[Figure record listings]

#####

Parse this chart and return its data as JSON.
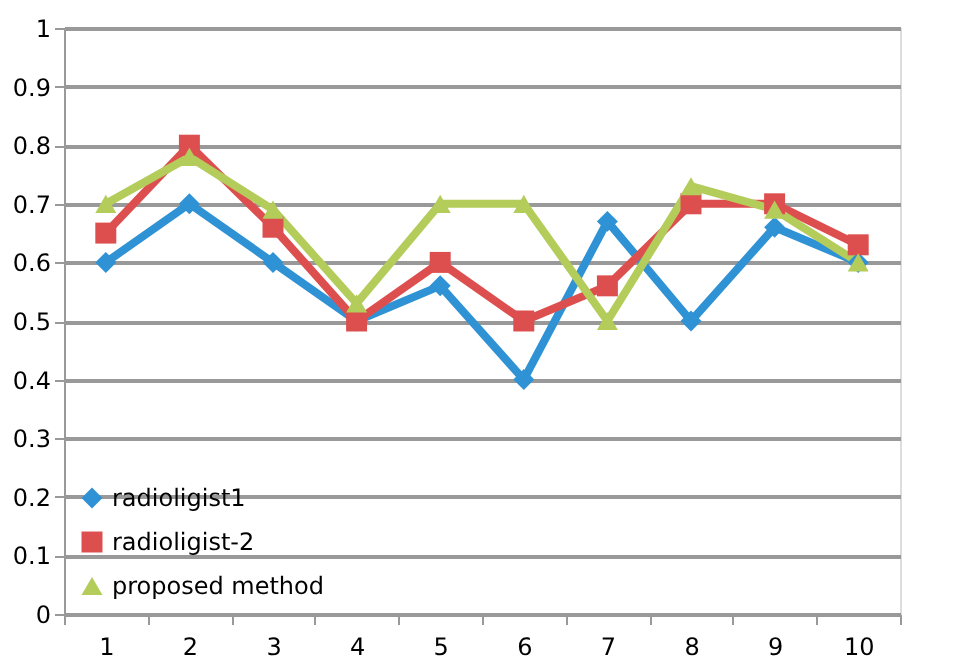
{
  "chart_data": {
    "type": "line",
    "categories": [
      "1",
      "2",
      "3",
      "4",
      "5",
      "6",
      "7",
      "8",
      "9",
      "10"
    ],
    "series": [
      {
        "name": "radioligist1",
        "color": "#2e92d4",
        "marker": "diamond",
        "values": [
          0.6,
          0.7,
          0.6,
          0.5,
          0.56,
          0.4,
          0.67,
          0.5,
          0.66,
          0.6
        ]
      },
      {
        "name": "radioligist-2",
        "color": "#dd4f4f",
        "marker": "square",
        "values": [
          0.65,
          0.8,
          0.66,
          0.5,
          0.6,
          0.5,
          0.56,
          0.7,
          0.7,
          0.63
        ]
      },
      {
        "name": "proposed method",
        "color": "#b3cc5a",
        "marker": "triangle",
        "values": [
          0.7,
          0.78,
          0.69,
          0.53,
          0.7,
          0.7,
          0.5,
          0.73,
          0.69,
          0.6
        ]
      }
    ],
    "ylim": [
      0,
      1
    ],
    "yticks": [
      0,
      0.1,
      0.2,
      0.3,
      0.4,
      0.5,
      0.6,
      0.7,
      0.8,
      0.9,
      1
    ],
    "grid": "y",
    "legend": "bottom left",
    "line_style": "solid"
  }
}
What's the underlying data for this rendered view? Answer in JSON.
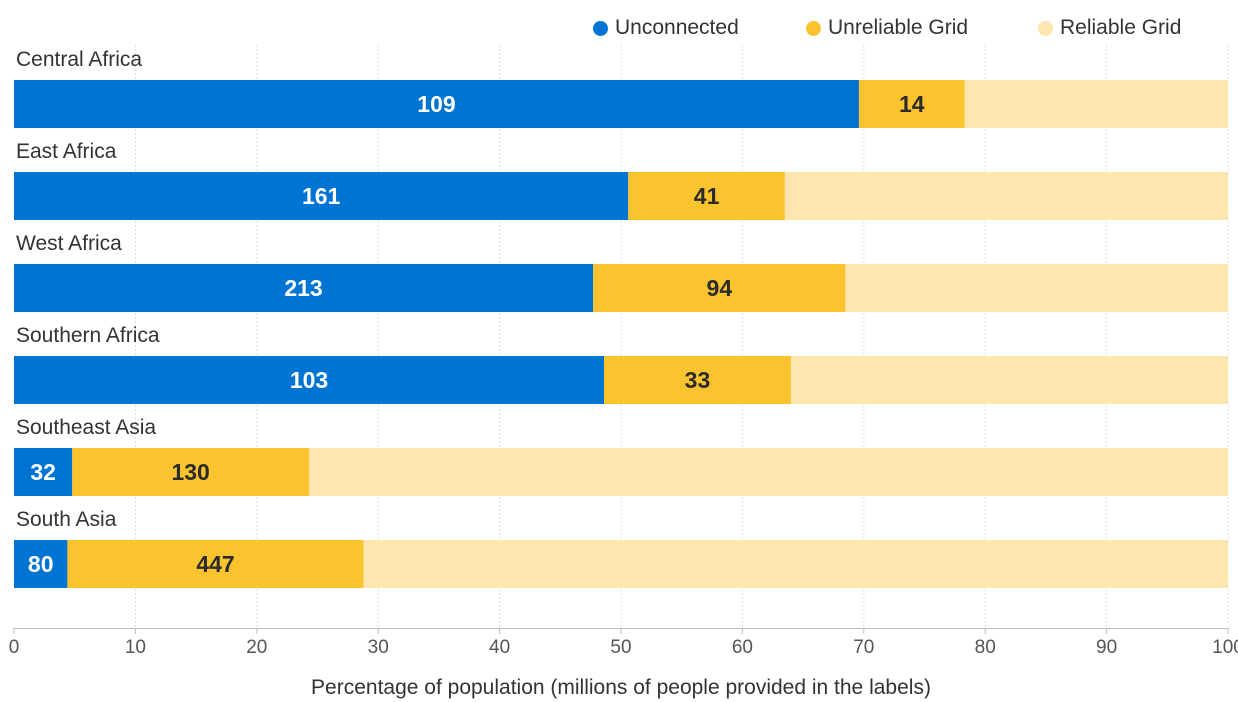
{
  "chart_data": {
    "type": "bar",
    "orientation": "horizontal",
    "stacked": true,
    "categories": [
      "Central Africa",
      "East Africa",
      "West Africa",
      "Southern Africa",
      "Southeast Asia",
      "South Asia"
    ],
    "series": [
      {
        "name": "Unconnected",
        "color": "#0074d2",
        "values": [
          69.6,
          50.6,
          47.7,
          48.6,
          4.8,
          4.4
        ],
        "labels": [
          "109",
          "161",
          "213",
          "103",
          "32",
          "80"
        ]
      },
      {
        "name": "Unreliable Grid",
        "color": "#fbc42f",
        "values": [
          8.7,
          12.9,
          20.8,
          15.4,
          19.5,
          24.4
        ],
        "labels": [
          "14",
          "41",
          "94",
          "33",
          "130",
          "447"
        ]
      },
      {
        "name": "Reliable Grid",
        "color": "#fde6b0",
        "values": [
          21.7,
          36.5,
          31.5,
          36.0,
          75.7,
          71.2
        ],
        "labels": [
          "",
          "",
          "",
          "",
          "",
          ""
        ]
      }
    ],
    "xlabel": "Percentage of population (millions of people provided in the labels)",
    "xlim": [
      0,
      100
    ],
    "xticks": [
      "0",
      "10",
      "20",
      "30",
      "40",
      "50",
      "60",
      "70",
      "80",
      "90",
      "100"
    ],
    "grid": true,
    "legend_position": "top-right"
  }
}
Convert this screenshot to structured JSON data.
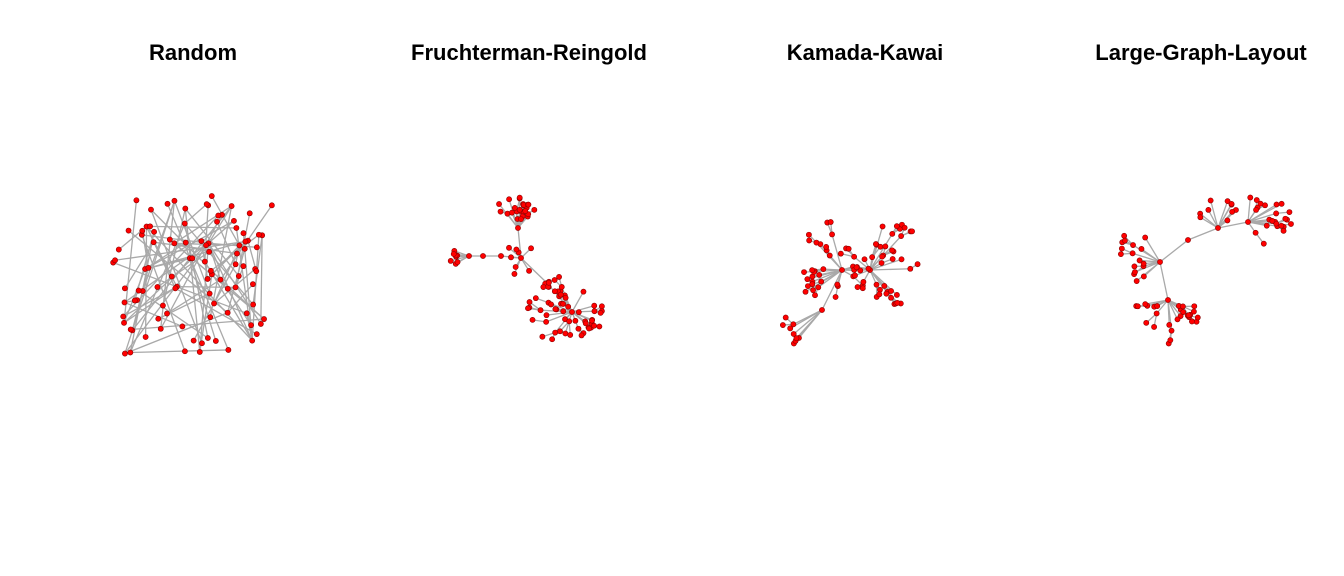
{
  "panels": [
    {
      "title": "Random",
      "layout": "random"
    },
    {
      "title": "Fruchterman-Reingold",
      "layout": "fruchterman-reingold"
    },
    {
      "title": "Kamada-Kawai",
      "layout": "kamada-kawai"
    },
    {
      "title": "Large-Graph-Layout",
      "layout": "large-graph-layout"
    }
  ],
  "colors": {
    "node_fill": "#ff0000",
    "node_stroke": "#8b0000",
    "edge": "#a9a9a9",
    "background": "#ffffff"
  }
}
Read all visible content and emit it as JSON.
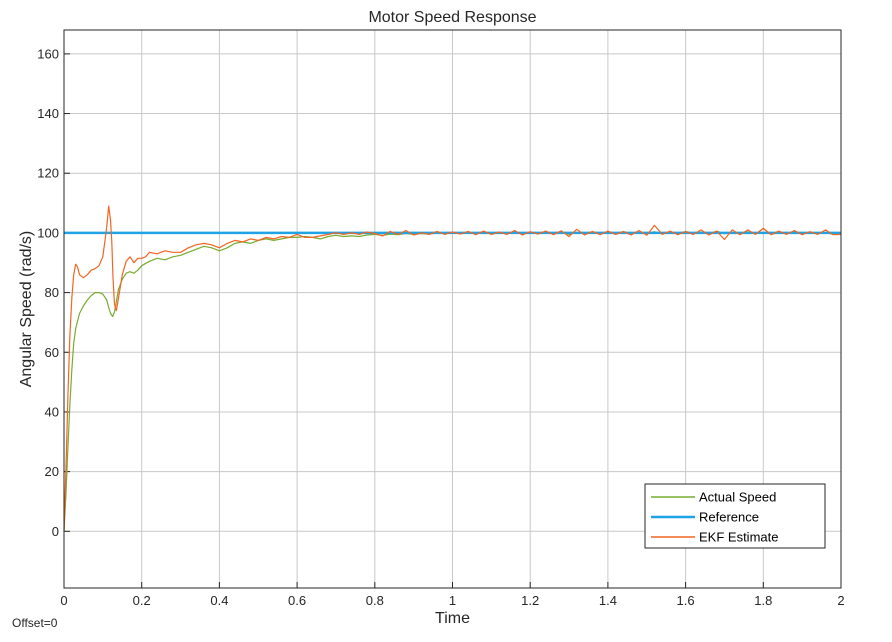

#####

> **WHAT TO PRODUCE**
Repeat each entry above word for word, leaving every picture out.

> **THE SOLUTION**
Parse this chart and return its data as JSON.
{
  "chart_data": {
    "type": "line",
    "categories": [
      "1",
      "2",
      "3",
      "4",
      "5",
      "6",
      "7",
      "8",
      "9",
      "10"
    ],
    "series": [
      {
        "name": "radioligist1",
        "color": "#2e92d4",
        "marker": "diamond",
        "values": [
          0.6,
          0.7,
          0.6,
          0.5,
          0.56,
          0.4,
          0.67,
          0.5,
          0.66,
          0.6
        ]
      },
      {
        "name": "radioligist-2",
        "color": "#dd4f4f",
        "marker": "square",
        "values": [
          0.65,
          0.8,
          0.66,
          0.5,
          0.6,
          0.5,
          0.56,
          0.7,
          0.7,
          0.63
        ]
      },
      {
        "name": "proposed method",
        "color": "#b3cc5a",
        "marker": "triangle",
        "values": [
          0.7,
          0.78,
          0.69,
          0.53,
          0.7,
          0.7,
          0.5,
          0.73,
          0.69,
          0.6
        ]
      }
    ],
    "ylim": [
      0,
      1
    ],
    "yticks": [
      0,
      0.1,
      0.2,
      0.3,
      0.4,
      0.5,
      0.6,
      0.7,
      0.8,
      0.9,
      1
    ],
    "grid": "y",
    "legend": "bottom left",
    "line_style": "solid"
  }
}
What's the underlying data for this rendered view? Answer in JSON.
{
  "chart_data": {
    "type": "bar",
    "orientation": "horizontal",
    "stacked": true,
    "categories": [
      "Central Africa",
      "East Africa",
      "West Africa",
      "Southern Africa",
      "Southeast Asia",
      "South Asia"
    ],
    "series": [
      {
        "name": "Unconnected",
        "color": "#0074d2",
        "values": [
          69.6,
          50.6,
          47.7,
          48.6,
          4.8,
          4.4
        ],
        "labels": [
          "109",
          "161",
          "213",
          "103",
          "32",
          "80"
        ]
      },
      {
        "name": "Unreliable Grid",
        "color": "#fbc42f",
        "values": [
          8.7,
          12.9,
          20.8,
          15.4,
          19.5,
          24.4
        ],
        "labels": [
          "14",
          "41",
          "94",
          "33",
          "130",
          "447"
        ]
      },
      {
        "name": "Reliable Grid",
        "color": "#fde6b0",
        "values": [
          21.7,
          36.5,
          31.5,
          36.0,
          75.7,
          71.2
        ],
        "labels": [
          "",
          "",
          "",
          "",
          "",
          ""
        ]
      }
    ],
    "xlabel": "Percentage of population (millions of people provided in the labels)",
    "xlim": [
      0,
      100
    ],
    "xticks": [
      "0",
      "10",
      "20",
      "30",
      "40",
      "50",
      "60",
      "70",
      "80",
      "90",
      "100"
    ],
    "grid": true,
    "legend_position": "top-right"
  }
}
Convert this screenshot to structured JSON data.
{
  "panels": [
    {
      "title": "Random",
      "layout": "random"
    },
    {
      "title": "Fruchterman-Reingold",
      "layout": "fruchterman-reingold"
    },
    {
      "title": "Kamada-Kawai",
      "layout": "kamada-kawai"
    },
    {
      "title": "Large-Graph-Layout",
      "layout": "large-graph-layout"
    }
  ],
  "colors": {
    "node_fill": "#ff0000",
    "node_stroke": "#8b0000",
    "edge": "#a9a9a9",
    "background": "#ffffff"
  }
}
Read all visible content and emit it as JSON.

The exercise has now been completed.